# [EXERCISE DESCRIPTION]
Locate every line in the records below that holds the word "title" and return each one.
_ _ _ _ _
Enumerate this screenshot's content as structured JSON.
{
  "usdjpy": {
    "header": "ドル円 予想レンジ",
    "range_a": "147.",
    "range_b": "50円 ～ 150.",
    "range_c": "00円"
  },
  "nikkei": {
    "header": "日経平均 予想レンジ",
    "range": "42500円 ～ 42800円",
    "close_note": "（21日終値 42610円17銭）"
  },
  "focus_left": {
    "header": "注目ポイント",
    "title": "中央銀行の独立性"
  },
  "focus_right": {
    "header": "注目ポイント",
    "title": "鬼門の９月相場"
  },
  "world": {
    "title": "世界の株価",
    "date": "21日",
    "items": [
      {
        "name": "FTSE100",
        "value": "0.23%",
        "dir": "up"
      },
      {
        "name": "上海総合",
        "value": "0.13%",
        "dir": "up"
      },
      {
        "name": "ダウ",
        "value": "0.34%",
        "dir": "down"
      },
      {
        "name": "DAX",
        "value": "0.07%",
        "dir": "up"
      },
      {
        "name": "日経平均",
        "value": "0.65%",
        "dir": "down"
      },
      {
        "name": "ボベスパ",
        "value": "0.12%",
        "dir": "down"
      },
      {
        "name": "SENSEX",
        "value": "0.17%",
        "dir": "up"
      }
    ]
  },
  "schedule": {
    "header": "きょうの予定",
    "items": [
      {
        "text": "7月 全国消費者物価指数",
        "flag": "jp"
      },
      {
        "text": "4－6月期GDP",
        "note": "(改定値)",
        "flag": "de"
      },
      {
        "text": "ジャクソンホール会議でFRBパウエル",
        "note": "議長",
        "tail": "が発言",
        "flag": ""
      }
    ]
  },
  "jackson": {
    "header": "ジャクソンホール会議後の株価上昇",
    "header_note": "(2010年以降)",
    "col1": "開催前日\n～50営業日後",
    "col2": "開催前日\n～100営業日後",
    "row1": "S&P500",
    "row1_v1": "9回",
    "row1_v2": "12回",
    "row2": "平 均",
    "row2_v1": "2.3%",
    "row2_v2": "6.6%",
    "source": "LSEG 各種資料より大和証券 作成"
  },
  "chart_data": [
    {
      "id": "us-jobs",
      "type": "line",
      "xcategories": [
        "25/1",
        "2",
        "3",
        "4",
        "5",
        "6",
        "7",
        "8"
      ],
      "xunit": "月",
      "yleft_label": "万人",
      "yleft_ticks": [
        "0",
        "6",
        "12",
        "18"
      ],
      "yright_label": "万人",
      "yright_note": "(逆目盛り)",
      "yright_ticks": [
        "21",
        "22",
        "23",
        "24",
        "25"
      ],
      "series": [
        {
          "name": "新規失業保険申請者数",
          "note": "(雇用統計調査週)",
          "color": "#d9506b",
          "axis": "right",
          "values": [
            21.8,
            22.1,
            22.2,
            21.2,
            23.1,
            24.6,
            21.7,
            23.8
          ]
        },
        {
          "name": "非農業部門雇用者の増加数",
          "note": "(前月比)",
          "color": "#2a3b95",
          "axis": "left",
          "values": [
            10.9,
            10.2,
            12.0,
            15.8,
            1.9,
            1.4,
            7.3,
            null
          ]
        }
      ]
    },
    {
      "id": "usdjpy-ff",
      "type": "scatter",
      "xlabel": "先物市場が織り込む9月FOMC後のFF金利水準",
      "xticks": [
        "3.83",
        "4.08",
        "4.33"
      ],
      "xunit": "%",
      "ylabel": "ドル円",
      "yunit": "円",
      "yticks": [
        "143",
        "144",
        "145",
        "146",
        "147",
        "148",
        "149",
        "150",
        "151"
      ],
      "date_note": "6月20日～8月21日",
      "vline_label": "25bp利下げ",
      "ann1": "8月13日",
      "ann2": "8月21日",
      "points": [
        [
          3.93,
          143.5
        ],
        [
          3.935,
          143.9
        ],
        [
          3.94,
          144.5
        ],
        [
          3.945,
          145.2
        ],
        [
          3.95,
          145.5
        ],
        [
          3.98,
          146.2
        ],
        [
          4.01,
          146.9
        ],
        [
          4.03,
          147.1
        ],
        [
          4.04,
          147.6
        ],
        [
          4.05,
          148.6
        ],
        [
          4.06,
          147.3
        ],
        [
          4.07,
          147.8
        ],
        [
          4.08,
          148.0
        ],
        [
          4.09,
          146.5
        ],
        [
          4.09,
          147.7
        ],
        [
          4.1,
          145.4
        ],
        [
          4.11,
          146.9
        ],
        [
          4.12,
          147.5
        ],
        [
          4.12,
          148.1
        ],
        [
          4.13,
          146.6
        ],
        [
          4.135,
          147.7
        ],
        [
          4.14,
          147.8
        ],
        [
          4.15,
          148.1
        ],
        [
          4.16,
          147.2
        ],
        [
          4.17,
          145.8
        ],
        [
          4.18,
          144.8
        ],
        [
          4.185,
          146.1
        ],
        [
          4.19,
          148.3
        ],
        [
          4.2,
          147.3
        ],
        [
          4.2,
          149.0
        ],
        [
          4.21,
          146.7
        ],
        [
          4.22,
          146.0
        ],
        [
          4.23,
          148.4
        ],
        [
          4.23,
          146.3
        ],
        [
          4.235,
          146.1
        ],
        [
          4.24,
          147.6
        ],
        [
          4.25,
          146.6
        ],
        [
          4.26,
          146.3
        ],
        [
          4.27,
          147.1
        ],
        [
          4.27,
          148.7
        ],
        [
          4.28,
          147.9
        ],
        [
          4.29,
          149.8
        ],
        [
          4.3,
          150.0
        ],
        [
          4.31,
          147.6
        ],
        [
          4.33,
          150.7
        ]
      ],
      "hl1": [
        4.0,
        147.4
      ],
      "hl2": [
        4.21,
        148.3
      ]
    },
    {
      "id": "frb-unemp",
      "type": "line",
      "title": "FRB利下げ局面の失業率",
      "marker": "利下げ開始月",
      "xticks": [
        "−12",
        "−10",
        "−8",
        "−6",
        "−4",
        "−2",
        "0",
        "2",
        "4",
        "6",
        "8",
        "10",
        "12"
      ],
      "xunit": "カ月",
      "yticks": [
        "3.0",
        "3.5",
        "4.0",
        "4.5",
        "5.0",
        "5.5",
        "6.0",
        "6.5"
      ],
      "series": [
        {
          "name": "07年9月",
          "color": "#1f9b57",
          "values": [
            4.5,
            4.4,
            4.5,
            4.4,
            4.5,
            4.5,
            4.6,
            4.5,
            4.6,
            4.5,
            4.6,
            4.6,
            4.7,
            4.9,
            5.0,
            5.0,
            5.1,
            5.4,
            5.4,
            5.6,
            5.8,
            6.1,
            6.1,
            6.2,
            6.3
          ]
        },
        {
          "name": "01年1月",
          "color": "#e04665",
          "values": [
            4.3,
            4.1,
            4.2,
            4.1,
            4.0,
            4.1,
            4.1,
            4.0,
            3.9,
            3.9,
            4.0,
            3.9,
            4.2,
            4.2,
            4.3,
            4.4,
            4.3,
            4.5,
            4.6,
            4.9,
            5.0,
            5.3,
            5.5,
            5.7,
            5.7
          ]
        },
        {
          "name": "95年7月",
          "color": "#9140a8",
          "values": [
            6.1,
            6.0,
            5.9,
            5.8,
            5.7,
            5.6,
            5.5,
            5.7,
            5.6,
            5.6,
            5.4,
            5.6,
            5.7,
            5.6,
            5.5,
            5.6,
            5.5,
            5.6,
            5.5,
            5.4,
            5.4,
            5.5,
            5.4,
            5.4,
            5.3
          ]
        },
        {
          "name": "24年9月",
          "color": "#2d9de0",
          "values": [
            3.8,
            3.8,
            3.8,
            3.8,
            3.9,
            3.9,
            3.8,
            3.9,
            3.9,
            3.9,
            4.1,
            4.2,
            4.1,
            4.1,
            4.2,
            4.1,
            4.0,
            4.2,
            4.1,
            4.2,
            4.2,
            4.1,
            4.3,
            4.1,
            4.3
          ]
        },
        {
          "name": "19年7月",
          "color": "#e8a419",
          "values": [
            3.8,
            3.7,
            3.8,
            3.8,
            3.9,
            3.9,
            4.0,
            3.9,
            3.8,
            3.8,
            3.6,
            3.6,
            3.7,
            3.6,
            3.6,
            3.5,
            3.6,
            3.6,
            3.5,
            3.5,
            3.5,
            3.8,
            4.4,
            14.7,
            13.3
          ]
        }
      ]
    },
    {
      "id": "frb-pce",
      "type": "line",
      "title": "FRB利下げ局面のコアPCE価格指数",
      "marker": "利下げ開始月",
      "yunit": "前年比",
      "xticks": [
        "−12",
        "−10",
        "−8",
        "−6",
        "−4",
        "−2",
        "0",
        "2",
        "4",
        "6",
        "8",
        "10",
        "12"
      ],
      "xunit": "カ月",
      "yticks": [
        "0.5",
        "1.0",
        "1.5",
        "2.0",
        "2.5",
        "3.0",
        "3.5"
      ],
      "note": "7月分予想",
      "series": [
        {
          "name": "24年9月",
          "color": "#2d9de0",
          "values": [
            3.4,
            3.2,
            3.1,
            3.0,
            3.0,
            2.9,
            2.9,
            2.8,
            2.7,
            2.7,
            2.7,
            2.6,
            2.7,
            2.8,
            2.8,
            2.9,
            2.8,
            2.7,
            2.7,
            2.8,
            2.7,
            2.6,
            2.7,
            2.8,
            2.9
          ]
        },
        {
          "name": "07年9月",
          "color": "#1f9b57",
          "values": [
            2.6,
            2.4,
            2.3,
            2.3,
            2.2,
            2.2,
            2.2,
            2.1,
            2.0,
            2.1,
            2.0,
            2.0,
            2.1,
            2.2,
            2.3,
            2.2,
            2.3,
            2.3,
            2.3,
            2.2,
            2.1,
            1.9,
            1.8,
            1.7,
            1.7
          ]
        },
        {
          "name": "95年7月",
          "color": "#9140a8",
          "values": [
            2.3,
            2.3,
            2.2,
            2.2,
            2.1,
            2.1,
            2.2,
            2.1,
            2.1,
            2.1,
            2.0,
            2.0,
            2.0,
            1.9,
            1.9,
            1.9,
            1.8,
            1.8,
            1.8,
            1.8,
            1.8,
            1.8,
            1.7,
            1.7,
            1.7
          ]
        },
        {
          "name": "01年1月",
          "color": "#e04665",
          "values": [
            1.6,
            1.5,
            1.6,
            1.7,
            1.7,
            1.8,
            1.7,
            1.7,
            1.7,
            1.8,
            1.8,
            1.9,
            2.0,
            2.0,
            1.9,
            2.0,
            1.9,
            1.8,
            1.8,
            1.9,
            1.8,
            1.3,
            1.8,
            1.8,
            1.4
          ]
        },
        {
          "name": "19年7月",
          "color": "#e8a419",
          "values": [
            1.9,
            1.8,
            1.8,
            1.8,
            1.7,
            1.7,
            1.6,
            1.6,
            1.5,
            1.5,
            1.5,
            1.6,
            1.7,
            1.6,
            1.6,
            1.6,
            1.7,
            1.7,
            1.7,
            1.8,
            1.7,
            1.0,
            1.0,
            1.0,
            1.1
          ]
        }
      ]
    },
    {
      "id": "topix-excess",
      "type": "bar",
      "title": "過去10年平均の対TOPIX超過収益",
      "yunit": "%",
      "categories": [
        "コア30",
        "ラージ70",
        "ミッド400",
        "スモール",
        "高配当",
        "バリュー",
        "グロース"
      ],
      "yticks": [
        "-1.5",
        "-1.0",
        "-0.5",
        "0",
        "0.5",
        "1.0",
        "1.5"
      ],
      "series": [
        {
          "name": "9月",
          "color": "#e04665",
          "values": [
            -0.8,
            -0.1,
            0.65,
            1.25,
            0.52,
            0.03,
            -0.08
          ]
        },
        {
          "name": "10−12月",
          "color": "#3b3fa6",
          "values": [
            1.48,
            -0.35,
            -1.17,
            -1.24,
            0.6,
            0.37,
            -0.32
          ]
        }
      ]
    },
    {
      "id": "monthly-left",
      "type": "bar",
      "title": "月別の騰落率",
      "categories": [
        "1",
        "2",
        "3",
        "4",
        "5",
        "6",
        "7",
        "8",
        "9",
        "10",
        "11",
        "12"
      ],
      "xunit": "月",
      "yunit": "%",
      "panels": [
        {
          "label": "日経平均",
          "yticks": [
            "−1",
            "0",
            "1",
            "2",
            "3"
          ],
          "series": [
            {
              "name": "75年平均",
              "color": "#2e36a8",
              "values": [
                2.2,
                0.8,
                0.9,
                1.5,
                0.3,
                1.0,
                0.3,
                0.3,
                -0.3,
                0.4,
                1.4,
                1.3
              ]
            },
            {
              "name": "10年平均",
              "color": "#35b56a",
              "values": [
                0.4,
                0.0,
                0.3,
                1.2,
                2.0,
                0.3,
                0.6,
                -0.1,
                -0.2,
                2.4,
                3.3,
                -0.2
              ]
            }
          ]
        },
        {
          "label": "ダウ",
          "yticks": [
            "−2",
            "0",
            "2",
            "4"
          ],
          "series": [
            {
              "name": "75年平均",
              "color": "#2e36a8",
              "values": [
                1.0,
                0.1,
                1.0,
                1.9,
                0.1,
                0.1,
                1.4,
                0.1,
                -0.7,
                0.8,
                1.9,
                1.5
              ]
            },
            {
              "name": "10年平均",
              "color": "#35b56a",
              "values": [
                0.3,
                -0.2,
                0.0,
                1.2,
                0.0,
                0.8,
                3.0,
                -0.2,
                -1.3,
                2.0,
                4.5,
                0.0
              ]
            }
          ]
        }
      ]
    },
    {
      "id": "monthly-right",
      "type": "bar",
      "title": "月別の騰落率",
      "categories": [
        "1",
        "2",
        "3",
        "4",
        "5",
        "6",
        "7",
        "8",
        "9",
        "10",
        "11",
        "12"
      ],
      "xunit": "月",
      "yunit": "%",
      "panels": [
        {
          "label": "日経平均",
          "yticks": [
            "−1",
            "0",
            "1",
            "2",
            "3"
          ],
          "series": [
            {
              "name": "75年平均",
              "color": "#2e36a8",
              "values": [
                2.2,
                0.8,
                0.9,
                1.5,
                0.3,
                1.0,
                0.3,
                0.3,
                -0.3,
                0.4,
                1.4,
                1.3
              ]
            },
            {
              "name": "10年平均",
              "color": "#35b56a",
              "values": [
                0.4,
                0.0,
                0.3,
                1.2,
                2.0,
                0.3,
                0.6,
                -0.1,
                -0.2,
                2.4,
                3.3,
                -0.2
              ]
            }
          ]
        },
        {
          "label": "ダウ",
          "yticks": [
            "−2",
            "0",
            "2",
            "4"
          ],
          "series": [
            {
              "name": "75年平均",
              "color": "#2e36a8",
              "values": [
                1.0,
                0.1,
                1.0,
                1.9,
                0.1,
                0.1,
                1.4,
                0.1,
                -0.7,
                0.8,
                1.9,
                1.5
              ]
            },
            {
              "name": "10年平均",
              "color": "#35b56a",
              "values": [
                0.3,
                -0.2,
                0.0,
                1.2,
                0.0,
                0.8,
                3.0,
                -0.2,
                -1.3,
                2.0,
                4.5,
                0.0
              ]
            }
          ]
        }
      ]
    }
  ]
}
_ _ _ _ _
# [FULL ANSWER]
    "title": "中央銀行の独立性"
    "title": "鬼門の９月相場"
    "title": "世界の株価",
      "title": "FRB利下げ局面の失業率",
      "title": "FRB利下げ局面のコアPCE価格指数",
      "title": "過去10年平均の対TOPIX超過収益",
      "title": "月別の騰落率",
      "title": "月別の騰落率",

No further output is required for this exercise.